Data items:
- - - - - - -
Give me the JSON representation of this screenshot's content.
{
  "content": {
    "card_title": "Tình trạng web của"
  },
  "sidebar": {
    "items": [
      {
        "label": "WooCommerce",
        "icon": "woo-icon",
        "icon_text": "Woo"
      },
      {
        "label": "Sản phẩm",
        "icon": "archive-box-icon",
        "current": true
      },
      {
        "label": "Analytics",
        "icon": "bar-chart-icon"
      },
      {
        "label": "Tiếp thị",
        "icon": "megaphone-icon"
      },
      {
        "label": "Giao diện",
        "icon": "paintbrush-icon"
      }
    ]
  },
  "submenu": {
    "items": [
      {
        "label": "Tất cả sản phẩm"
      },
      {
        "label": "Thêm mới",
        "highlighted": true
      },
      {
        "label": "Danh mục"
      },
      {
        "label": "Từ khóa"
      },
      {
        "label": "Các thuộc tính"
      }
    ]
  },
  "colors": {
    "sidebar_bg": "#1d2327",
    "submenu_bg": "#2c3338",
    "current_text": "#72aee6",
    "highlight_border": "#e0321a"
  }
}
- - - - - - -
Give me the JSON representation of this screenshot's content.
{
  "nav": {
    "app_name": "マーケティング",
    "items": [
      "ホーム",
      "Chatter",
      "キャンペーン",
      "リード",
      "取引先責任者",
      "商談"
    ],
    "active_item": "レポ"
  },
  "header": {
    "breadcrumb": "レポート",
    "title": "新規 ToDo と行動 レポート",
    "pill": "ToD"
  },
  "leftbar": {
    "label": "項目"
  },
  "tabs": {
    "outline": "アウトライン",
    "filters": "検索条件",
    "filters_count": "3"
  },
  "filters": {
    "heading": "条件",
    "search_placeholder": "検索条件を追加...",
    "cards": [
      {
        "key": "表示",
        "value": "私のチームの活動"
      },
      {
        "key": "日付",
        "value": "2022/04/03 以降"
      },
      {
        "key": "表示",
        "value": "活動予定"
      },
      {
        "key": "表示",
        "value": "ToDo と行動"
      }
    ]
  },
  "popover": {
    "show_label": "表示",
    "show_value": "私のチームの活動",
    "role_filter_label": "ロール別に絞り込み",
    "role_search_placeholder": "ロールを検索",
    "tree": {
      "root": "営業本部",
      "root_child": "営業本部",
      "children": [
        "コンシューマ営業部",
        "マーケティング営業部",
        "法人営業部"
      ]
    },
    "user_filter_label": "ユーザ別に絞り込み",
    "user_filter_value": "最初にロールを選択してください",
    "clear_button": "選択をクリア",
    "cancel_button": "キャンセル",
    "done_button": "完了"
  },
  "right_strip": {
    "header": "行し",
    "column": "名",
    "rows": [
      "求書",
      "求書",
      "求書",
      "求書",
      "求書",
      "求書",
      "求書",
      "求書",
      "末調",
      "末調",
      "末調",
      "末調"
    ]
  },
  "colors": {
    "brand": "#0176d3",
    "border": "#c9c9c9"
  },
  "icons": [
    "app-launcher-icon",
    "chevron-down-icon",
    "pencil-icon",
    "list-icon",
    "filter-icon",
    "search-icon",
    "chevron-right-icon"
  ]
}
- - - - - - -
## Exercise brief
Locate the word "ToDo" in the data above. Copy every line carrying it.

## Complete output
    "title": "新規 ToDo と行動 レポート",
        "value": "ToDo と行動"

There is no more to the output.